## Work to complete
Repeat the material in full. Keep every line exactly as it is.

(Figure record extracts)
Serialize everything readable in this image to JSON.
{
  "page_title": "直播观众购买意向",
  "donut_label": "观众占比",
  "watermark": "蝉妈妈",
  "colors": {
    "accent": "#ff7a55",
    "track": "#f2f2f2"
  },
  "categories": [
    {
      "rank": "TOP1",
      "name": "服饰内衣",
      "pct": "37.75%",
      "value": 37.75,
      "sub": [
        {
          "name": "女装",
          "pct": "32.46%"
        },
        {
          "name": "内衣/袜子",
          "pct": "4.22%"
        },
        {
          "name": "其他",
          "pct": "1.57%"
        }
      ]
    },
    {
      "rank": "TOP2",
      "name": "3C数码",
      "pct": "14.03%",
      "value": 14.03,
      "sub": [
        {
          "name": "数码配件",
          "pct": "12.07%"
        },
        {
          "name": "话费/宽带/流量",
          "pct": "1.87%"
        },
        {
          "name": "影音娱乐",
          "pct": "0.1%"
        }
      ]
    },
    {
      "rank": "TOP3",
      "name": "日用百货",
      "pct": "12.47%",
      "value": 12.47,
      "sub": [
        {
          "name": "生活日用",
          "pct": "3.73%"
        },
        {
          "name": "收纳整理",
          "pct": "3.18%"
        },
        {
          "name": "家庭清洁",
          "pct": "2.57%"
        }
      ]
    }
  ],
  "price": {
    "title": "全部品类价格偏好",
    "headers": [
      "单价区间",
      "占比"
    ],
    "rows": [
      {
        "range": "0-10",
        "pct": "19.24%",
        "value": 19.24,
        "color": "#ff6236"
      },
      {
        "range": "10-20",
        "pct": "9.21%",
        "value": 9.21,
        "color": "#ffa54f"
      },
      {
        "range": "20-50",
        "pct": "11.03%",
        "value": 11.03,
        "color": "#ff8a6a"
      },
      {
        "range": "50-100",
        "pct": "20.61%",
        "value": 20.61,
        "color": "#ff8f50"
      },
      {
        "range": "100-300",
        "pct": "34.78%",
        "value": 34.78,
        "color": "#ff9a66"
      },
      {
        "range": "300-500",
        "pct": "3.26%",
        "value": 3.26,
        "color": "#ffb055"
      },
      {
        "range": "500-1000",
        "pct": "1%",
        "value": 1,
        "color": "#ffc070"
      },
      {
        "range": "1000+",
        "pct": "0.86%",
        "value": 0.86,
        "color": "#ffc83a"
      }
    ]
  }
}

## Exercise output
Serialize everything readable in this image to JSON.
{
  "page_title": "直播观众购买意向",
  "donut_label": "观众占比",
  "watermark": "蝉妈妈",
  "colors": {
    "accent": "#ff7a55",
    "track": "#f2f2f2"
  },
  "categories": [
    {
      "rank": "TOP1",
      "name": "服饰内衣",
      "pct": "37.75%",
      "value": 37.75,
      "sub": [
        {
          "name": "女装",
          "pct": "32.46%"
        },
        {
          "name": "内衣/袜子",
          "pct": "4.22%"
        },
        {
          "name": "其他",
          "pct": "1.57%"
        }
      ]
    },
    {
      "rank": "TOP2",
      "name": "3C数码",
      "pct": "14.03%",
      "value": 14.03,
      "sub": [
        {
          "name": "数码配件",
          "pct": "12.07%"
        },
        {
          "name": "话费/宽带/流量",
          "pct": "1.87%"
        },
        {
          "name": "影音娱乐",
          "pct": "0.1%"
        }
      ]
    },
    {
      "rank": "TOP3",
      "name": "日用百货",
      "pct": "12.47%",
      "value": 12.47,
      "sub": [
        {
          "name": "生活日用",
          "pct": "3.73%"
        },
        {
          "name": "收纳整理",
          "pct": "3.18%"
        },
        {
          "name": "家庭清洁",
          "pct": "2.57%"
        }
      ]
    }
  ],
  "price": {
    "title": "全部品类价格偏好",
    "headers": [
      "单价区间",
      "占比"
    ],
    "rows": [
      {
        "range": "0-10",
        "pct": "19.24%",
        "value": 19.24,
        "color": "#ff6236"
      },
      {
        "range": "10-20",
        "pct": "9.21%",
        "value": 9.21,
        "color": "#ffa54f"
      },
      {
        "range": "20-50",
        "pct": "11.03%",
        "value": 11.03,
        "color": "#ff8a6a"
      },
      {
        "range": "50-100",
        "pct": "20.61%",
        "value": 20.61,
        "color": "#ff8f50"
      },
      {
        "range": "100-300",
        "pct": "34.78%",
        "value": 34.78,
        "color": "#ff9a66"
      },
      {
        "range": "300-500",
        "pct": "3.26%",
        "value": 3.26,
        "color": "#ffb055"
      },
      {
        "range": "500-1000",
        "pct": "1%",
        "value": 1,
        "color": "#ffc070"
      },
      {
        "range": "1000+",
        "pct": "0.86%",
        "value": 0.86,
        "color": "#ffc83a"
      }
    ]
  }
}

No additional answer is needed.